* _WHAT THIS TASK INVOLVES_:
Return all lines where the word "plain" can be found.

* _EXTRACTED RECORDS_:
-- Start --

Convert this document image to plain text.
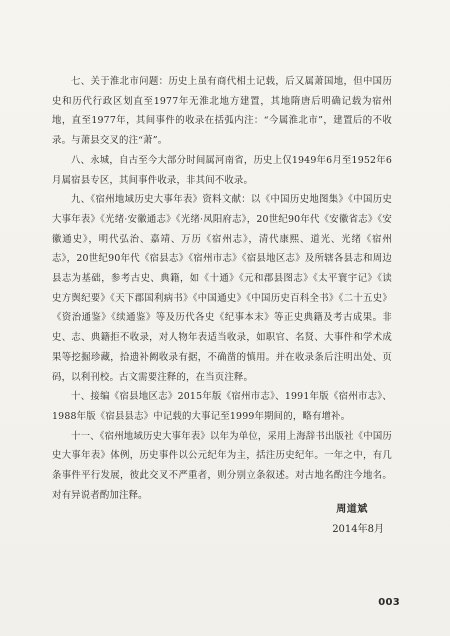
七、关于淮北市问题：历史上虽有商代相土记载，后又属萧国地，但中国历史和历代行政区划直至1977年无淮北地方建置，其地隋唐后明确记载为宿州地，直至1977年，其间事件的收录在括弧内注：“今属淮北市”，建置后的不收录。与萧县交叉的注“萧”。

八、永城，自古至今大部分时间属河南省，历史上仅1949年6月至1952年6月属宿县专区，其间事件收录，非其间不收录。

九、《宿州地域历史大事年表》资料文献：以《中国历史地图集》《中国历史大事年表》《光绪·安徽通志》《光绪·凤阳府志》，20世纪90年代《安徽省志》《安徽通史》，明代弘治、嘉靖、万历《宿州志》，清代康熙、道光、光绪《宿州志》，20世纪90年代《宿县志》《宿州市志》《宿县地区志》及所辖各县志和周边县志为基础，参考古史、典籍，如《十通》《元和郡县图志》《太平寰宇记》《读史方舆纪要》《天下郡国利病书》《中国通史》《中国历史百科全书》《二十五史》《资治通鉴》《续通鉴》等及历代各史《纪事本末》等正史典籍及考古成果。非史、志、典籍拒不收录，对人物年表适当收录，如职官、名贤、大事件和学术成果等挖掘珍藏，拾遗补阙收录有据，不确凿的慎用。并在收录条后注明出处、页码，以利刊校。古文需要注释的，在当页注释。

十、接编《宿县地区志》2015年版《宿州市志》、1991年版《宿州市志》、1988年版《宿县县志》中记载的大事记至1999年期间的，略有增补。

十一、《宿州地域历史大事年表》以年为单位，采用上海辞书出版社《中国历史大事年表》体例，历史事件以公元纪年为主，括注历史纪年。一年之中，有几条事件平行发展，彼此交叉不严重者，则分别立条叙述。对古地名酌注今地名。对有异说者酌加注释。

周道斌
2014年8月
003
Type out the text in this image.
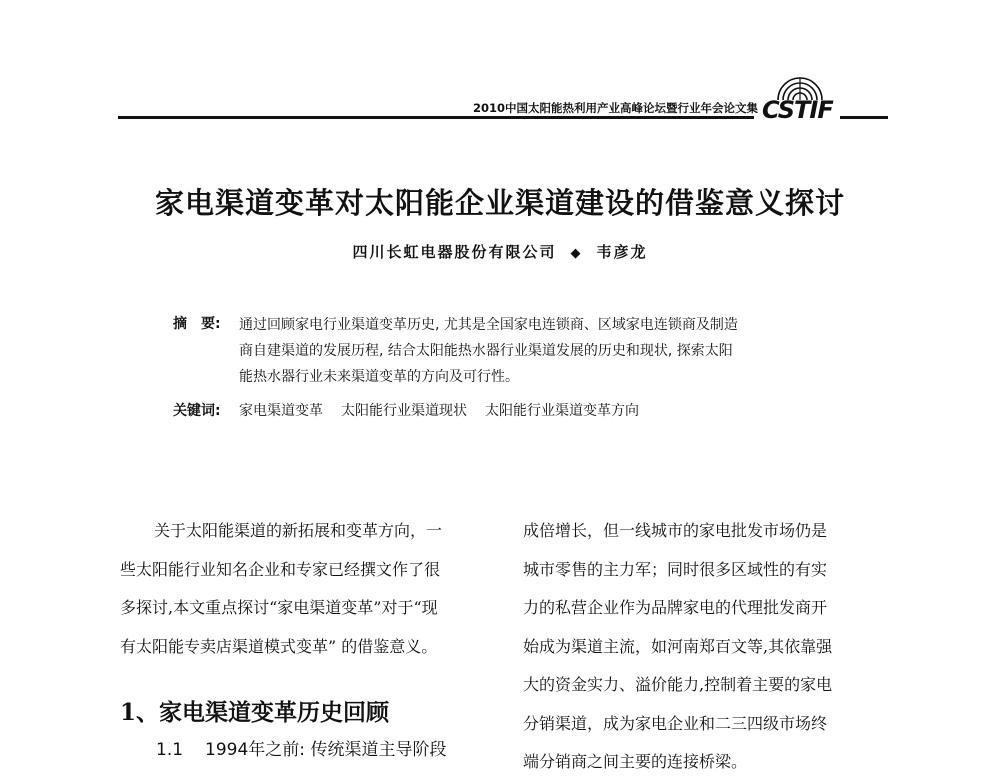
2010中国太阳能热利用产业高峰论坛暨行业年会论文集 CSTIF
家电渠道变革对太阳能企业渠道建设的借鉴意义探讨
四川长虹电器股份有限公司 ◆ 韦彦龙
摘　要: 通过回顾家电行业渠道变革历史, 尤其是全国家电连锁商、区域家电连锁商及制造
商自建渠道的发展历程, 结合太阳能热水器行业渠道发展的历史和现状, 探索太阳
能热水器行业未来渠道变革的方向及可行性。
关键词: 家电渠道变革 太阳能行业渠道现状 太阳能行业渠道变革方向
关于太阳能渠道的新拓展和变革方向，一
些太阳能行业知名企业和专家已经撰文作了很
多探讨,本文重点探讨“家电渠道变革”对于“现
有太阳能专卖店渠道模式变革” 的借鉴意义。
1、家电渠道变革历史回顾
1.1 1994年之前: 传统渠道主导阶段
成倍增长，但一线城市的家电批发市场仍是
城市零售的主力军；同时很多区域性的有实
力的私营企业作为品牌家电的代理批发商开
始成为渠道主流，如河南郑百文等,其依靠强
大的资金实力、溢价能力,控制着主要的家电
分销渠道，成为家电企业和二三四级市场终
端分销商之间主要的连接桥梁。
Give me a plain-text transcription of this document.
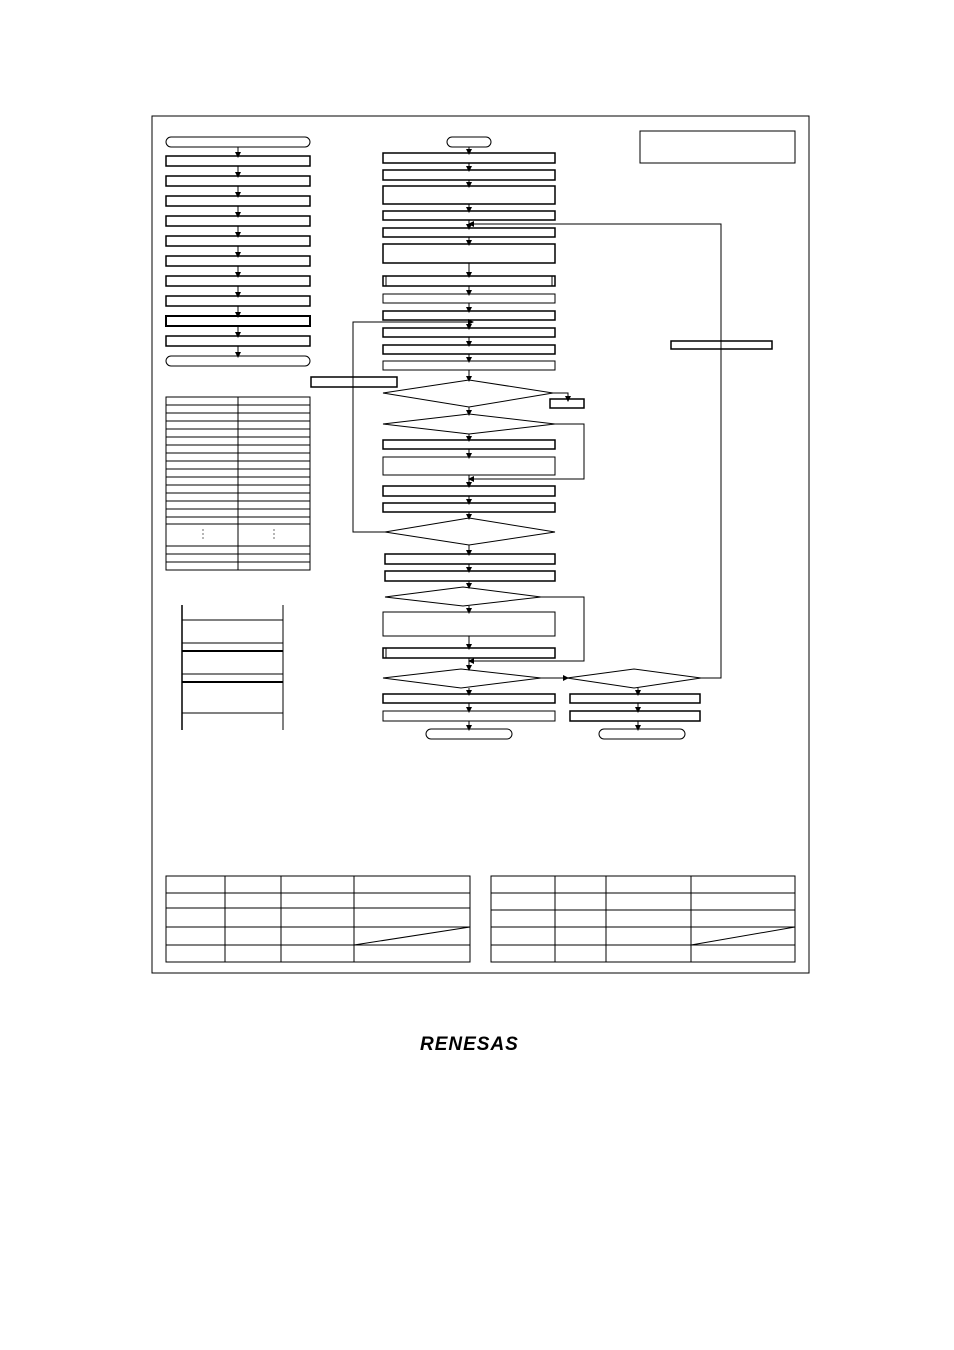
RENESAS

-- End --

* _OUTPUT OF THE TASK_:
Convert this document image to plain text.
Give me a plain-text transcription of this document.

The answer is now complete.